• _Consigne a_
Dites si chacune des affirmations suivantes concorde avec le texte sur Rubini. Répondez par oui ou par non, puis citez mot pour mot les termes du texte qui permettent de trancher.
(i) Rubini fut engagé à Brescia pour le carnaval de 1815.
(ii) À Naples, Rubini débuta au théâtre San-Mosè.
(iii) Rubini se rendit à Vienne en 1824.

• _Texte du document_
....

Après d’autres tentatives plus ou moins heureuses, Rubini fut engagé à Brescia pour le carnaval de l’année 1815. Le succès qu’il obtint dans cette ville déjà importante lui valut d’être appelé à Venise au théâtre San-Mosè, et puis enfin à Naples, où il débuta au théâtre de’ Fiorentini. C’est dans cette grande ville que Rubini, sous la direction de son compatriote Nozzari, qui lui donna de si bons conseils, fixa l’attention de l’Italie et vit commencer sa grande renommée. Engagé par Barbaja pour un grand nombre d’années, il dut rester longtemps sous la tutèle de ce trafiquant, qui ne le cédait qu’à beaux deniers comptans aux villes qui désiraient sa possession. C’est ainsi qu’après avoir été successivement à Palerme, à Rome, où il excita l’enthousiasme dans la Gazza ladra, Rubini se rendit à Vienne en 1824. Beethoven, qui l’entendit alors, fit mettre pour lui des paroles italiennes à son admirable élégie d’Adélaïde, que Rubini a popularisée en Europe.

....

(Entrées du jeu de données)
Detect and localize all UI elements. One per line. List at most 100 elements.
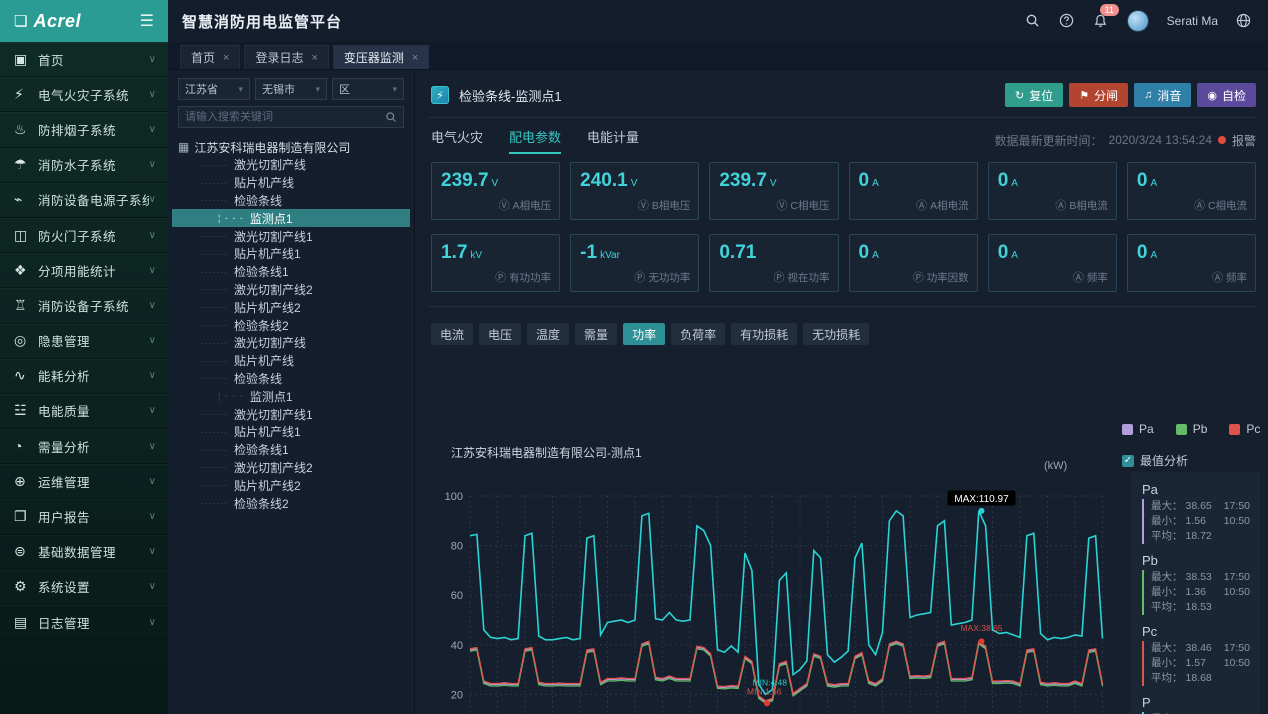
sidebar-item-label: 电能质量 xyxy=(38,401,149,420)
sidebar-item-fire-water-subsystem[interactable]: ☂消防水子系统∨ xyxy=(0,148,168,183)
legend-item-Pa[interactable]: Pa xyxy=(1122,422,1154,436)
device-tree: ▦ 江苏安科瑞电器制造有限公司 ·······激光切割产线·······贴片机产… xyxy=(178,138,404,512)
tree-node[interactable]: ·······激光切割产线1 xyxy=(178,227,404,245)
search-icon[interactable] xyxy=(1025,13,1041,29)
legend-item-Pc[interactable]: Pc xyxy=(1229,422,1260,436)
log-management-icon: ▤ xyxy=(14,614,38,631)
chart-filter-负荷率[interactable]: 负荷率 xyxy=(671,323,725,345)
sidebar-item-system-settings[interactable]: ⚙系统设置∨ xyxy=(0,570,168,605)
sidebar-item-log-management[interactable]: ▤日志管理∨ xyxy=(0,605,168,640)
tree-node-label: 贴片机产线 xyxy=(234,174,294,191)
hamburger-menu-icon[interactable]: ☰ xyxy=(140,11,154,31)
max-analysis-checkbox[interactable]: ✓ 最值分析 xyxy=(1122,452,1188,469)
chart-filter-无功损耗[interactable]: 无功损耗 xyxy=(803,323,869,345)
metric-card: 239.7VⓋC相电压 xyxy=(709,162,838,220)
metric-unit: A xyxy=(872,250,879,261)
stats-row-label: 最大： xyxy=(1151,641,1183,656)
tree-node[interactable]: ·······检验条线1 xyxy=(178,441,404,459)
mute-button[interactable]: ♫消音 xyxy=(1134,83,1191,107)
reset-button[interactable]: ↻复位 xyxy=(1005,83,1063,107)
tree-node[interactable]: ·······激光切割产线 xyxy=(178,156,404,174)
tree-node[interactable]: ·······贴片机产线1 xyxy=(178,423,404,441)
tree-node[interactable]: ·······贴片机产线2 xyxy=(178,298,404,316)
svg-text:MAX:110.97: MAX:110.97 xyxy=(954,494,1009,505)
district-select-value: 区 xyxy=(339,81,350,97)
sidebar-item-energy-breakdown-statistics[interactable]: ❖分项用能统计∨ xyxy=(0,253,168,288)
sidebar-item-smoke-control-subsystem[interactable]: ♨防排烟子系统∨ xyxy=(0,112,168,147)
window-tab[interactable]: 变压器监测× xyxy=(333,45,429,69)
chart-filter-需量[interactable]: 需量 xyxy=(575,323,617,345)
chart-filter-功率[interactable]: 功率 xyxy=(623,323,665,345)
notification-bell-icon[interactable]: 11 xyxy=(1093,13,1109,29)
smoke-control-subsystem-icon: ♨ xyxy=(14,121,38,138)
home-icon: ▣ xyxy=(14,51,38,68)
chart-filter-电流[interactable]: 电流 xyxy=(431,323,473,345)
sidebar-item-power-quality[interactable]: ☳电能质量∨ xyxy=(0,394,168,429)
stats-row-label: 最小： xyxy=(1151,585,1183,600)
tree-node[interactable]: ·······检验条线 xyxy=(178,192,404,210)
sidebar-item-user-report[interactable]: ❐用户报告∨ xyxy=(0,499,168,534)
tree-node[interactable]: ·······贴片机产线2 xyxy=(178,476,404,494)
close-icon[interactable]: × xyxy=(412,52,418,64)
stats-row-time: 10:50 xyxy=(1224,656,1250,671)
detail-tab-电气火灾[interactable]: 电气火灾 xyxy=(431,127,483,154)
tree-node[interactable]: ·······检验条线1 xyxy=(178,263,404,281)
tree-node[interactable]: ·······激光切割产线2 xyxy=(178,281,404,299)
chart-filter-有功损耗[interactable]: 有功损耗 xyxy=(731,323,797,345)
metric-card: -1kVarⓅ无功功率 xyxy=(570,234,699,292)
tree-node[interactable]: ·······检验条线 xyxy=(178,370,404,388)
tree-node-label: 监测点1 xyxy=(250,210,293,227)
tree-node[interactable]: ·······激光切割产线2 xyxy=(178,459,404,477)
tree-node[interactable]: ·······贴片机产线 xyxy=(178,174,404,192)
svg-text:20: 20 xyxy=(451,689,463,701)
self-check-button[interactable]: ◉自检 xyxy=(1197,83,1256,107)
chart-filter-电压[interactable]: 电压 xyxy=(479,323,521,345)
help-icon[interactable] xyxy=(1059,13,1075,29)
tree-node[interactable]: ·······贴片机产线 xyxy=(178,352,404,370)
tree-search-input[interactable] xyxy=(185,111,385,123)
metric-unit: A xyxy=(872,178,879,189)
stats-row: 最小：1.3610:50 xyxy=(1151,585,1250,600)
stats-group-Pb: Pb最大：38.5317:50最小：1.3610:50平均：18.53 xyxy=(1142,553,1250,615)
sidebar-item-fire-equipment-power-subsystem[interactable]: ⌁消防设备电源子系统∨ xyxy=(0,183,168,218)
detail-tab-配电参数[interactable]: 配电参数 xyxy=(509,127,561,154)
close-icon[interactable]: × xyxy=(223,52,229,64)
language-globe-icon[interactable] xyxy=(1236,13,1252,29)
sidebar-item-demand-analysis[interactable]: ◔需量分析∨ xyxy=(0,429,168,464)
window-tab[interactable]: 登录日志× xyxy=(244,45,328,69)
tree-node[interactable]: ·······激光切割产线 xyxy=(178,334,404,352)
tree-node-label: 检验条线1 xyxy=(234,441,289,458)
chart-filter-温度[interactable]: 温度 xyxy=(527,323,569,345)
sidebar-item-energy-analysis[interactable]: ∿能耗分析∨ xyxy=(0,359,168,394)
svg-text:40: 40 xyxy=(451,640,463,652)
legend-item-Pb[interactable]: Pb xyxy=(1176,422,1208,436)
tree-node[interactable]: ·······贴片机产线1 xyxy=(178,245,404,263)
close-icon[interactable]: × xyxy=(311,52,317,64)
sidebar-item-hazard-management[interactable]: ◎隐患管理∨ xyxy=(0,324,168,359)
tree-node[interactable]: ·······检验条线2 xyxy=(178,494,404,512)
sidebar-item-basic-data-management[interactable]: ⊜基础数据管理∨ xyxy=(0,535,168,570)
power-line-chart[interactable]: 0001020304050607080910111213141516171819… xyxy=(428,466,1128,714)
province-select[interactable]: 江苏省 ▾ xyxy=(178,78,250,100)
monitor-title: 检验条线-监测点1 xyxy=(459,86,1005,105)
user-avatar[interactable] xyxy=(1127,10,1149,32)
window-tab[interactable]: 首页× xyxy=(180,45,240,69)
sidebar-item-operation-maintenance[interactable]: ⊕运维管理∨ xyxy=(0,464,168,499)
city-select[interactable]: 无锡市 ▾ xyxy=(255,78,327,100)
legend-label: Pb xyxy=(1193,422,1208,436)
metric-label: ⒶA相电流 xyxy=(916,197,969,213)
sidebar-item-home[interactable]: ▣首页∨ xyxy=(0,42,168,77)
legend-label: Pa xyxy=(1139,422,1154,436)
tree-node[interactable]: ·······激光切割产线1 xyxy=(178,405,404,423)
sidebar-item-fire-equipment-subsystem[interactable]: ♖消防设备子系统∨ xyxy=(0,288,168,323)
chevron-down-icon: ∨ xyxy=(149,476,156,487)
tree-node[interactable]: ·······检验条线2 xyxy=(178,316,404,334)
tree-node[interactable]: ¦ - - -监测点1 xyxy=(172,209,410,227)
detail-tab-电能计量[interactable]: 电能计量 xyxy=(587,127,639,154)
sidebar-item-electrical-fire-subsystem[interactable]: ⚡电气火灾子系统∨ xyxy=(0,77,168,112)
sidebar-item-fire-door-subsystem[interactable]: ◫防火门子系统∨ xyxy=(0,218,168,253)
tree-root-company[interactable]: ▦ 江苏安科瑞电器制造有限公司 xyxy=(178,138,404,156)
district-select[interactable]: 区 ▾ xyxy=(332,78,404,100)
tree-node[interactable]: ¦ - - -监测点1 xyxy=(178,387,404,405)
open-switch-button[interactable]: ⚑分闸 xyxy=(1069,83,1128,107)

....

• _Consigne b_
Relevez chaque ligne des enregistrements qui contient la chaîne « energy », en respectant la casse.

• _Réponse complète a_
(i) Oui : « Rubini fut engagé à Brescia pour le carnaval de l’année 1815 ».
(ii) Non : « à Naples, où il débuta au théâtre de’ Fiorentini ».
(iii) Oui : « Rubini se rendit à Vienne en 1824 ».

• _Réponse complète b_
sidebar-item-energy-breakdown-statistics[interactable]: ❖分项用能统计∨ xyxy=(0,253,168,288)
sidebar-item-energy-analysis[interactable]: ∿能耗分析∨ xyxy=(0,359,168,394)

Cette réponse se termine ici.